▶ Exercise material:
·····

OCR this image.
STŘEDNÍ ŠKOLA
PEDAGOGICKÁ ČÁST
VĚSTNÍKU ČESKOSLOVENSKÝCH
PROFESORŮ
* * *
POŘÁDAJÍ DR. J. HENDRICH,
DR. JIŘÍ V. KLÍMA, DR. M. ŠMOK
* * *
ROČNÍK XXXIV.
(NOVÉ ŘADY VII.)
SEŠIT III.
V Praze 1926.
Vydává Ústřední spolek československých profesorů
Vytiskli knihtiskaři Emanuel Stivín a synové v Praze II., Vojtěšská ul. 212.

·····

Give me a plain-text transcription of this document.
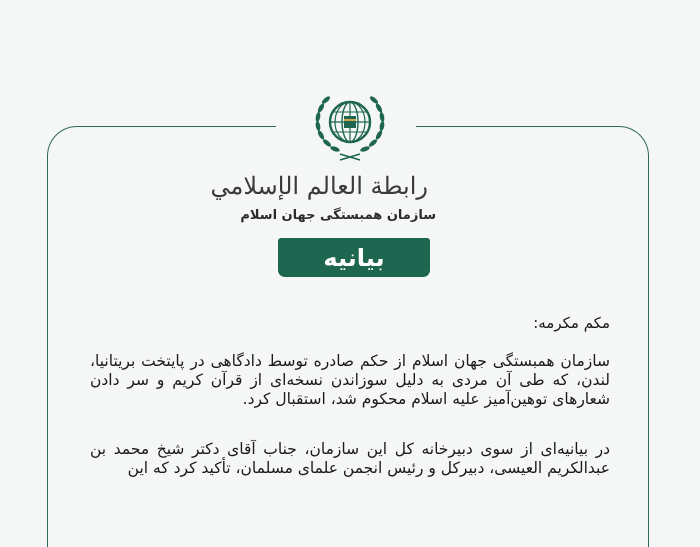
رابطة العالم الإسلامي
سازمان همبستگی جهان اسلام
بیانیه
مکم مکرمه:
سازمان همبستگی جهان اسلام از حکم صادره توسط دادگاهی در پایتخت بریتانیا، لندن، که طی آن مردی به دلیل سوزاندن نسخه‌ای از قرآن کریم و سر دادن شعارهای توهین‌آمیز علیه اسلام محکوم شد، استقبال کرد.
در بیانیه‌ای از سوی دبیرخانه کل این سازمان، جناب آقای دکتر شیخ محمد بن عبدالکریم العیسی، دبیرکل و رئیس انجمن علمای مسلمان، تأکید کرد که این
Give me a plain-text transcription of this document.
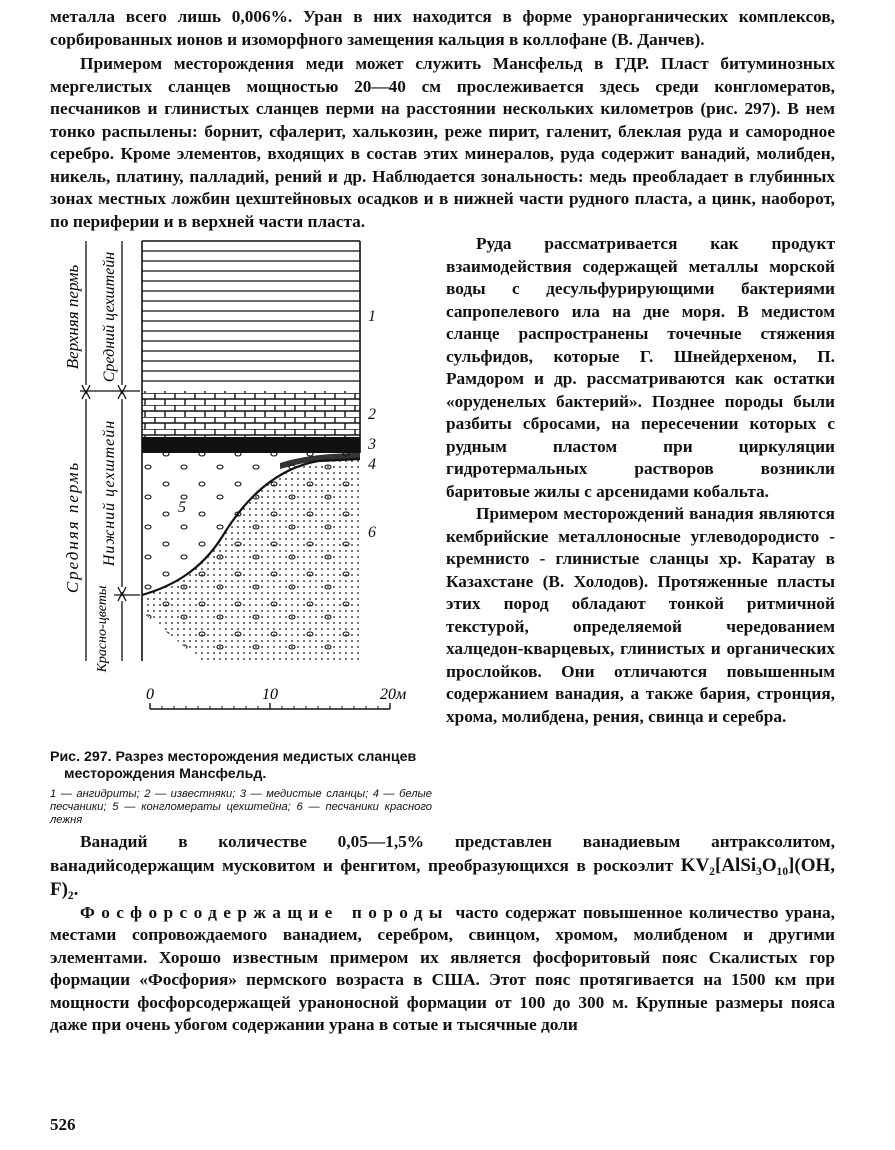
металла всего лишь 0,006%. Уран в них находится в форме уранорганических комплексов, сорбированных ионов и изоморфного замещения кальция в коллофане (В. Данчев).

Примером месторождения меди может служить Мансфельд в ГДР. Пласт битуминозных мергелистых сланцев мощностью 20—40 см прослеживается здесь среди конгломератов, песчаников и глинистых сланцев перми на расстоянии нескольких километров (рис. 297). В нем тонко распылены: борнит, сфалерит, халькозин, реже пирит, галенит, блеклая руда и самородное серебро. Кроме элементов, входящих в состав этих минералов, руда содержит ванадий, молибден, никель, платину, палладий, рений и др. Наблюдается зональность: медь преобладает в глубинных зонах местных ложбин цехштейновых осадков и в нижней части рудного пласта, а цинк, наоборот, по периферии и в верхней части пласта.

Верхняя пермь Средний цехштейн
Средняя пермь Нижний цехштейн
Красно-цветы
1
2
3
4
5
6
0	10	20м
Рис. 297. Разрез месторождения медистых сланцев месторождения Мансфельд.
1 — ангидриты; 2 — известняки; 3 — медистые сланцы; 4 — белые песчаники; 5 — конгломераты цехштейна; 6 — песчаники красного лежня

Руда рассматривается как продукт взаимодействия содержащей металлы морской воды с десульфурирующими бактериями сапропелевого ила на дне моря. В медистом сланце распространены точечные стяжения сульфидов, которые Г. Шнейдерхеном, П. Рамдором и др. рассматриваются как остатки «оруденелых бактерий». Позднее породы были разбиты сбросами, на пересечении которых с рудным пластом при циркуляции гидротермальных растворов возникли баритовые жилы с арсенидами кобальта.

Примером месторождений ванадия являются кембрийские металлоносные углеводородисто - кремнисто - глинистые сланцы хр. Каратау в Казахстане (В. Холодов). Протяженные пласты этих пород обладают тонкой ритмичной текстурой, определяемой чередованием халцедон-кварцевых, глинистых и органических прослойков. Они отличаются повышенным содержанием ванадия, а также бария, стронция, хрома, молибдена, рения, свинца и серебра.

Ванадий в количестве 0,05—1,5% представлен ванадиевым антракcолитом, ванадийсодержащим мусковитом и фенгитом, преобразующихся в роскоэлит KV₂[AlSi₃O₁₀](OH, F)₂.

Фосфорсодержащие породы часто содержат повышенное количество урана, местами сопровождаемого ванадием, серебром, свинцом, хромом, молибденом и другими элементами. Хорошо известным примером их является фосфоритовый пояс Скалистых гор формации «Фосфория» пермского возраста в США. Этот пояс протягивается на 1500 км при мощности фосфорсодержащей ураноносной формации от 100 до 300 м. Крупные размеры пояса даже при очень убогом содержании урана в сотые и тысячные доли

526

·····

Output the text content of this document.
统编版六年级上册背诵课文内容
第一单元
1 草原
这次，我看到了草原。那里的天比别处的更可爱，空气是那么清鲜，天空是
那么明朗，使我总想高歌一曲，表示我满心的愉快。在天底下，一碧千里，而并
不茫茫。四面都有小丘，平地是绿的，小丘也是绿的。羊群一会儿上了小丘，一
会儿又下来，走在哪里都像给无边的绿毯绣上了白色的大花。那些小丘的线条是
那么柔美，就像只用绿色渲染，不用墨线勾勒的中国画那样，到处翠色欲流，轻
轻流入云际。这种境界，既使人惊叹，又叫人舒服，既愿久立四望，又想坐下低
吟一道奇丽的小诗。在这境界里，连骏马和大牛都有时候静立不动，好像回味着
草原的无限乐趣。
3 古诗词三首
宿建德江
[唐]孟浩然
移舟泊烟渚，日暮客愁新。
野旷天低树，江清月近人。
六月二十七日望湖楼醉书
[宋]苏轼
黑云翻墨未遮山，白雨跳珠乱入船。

·····

▶ Exercise:
Going through the entries above line by line, work out how many lines include the word "пермь". Only the number is required.

▶ Solution for this exercise:
2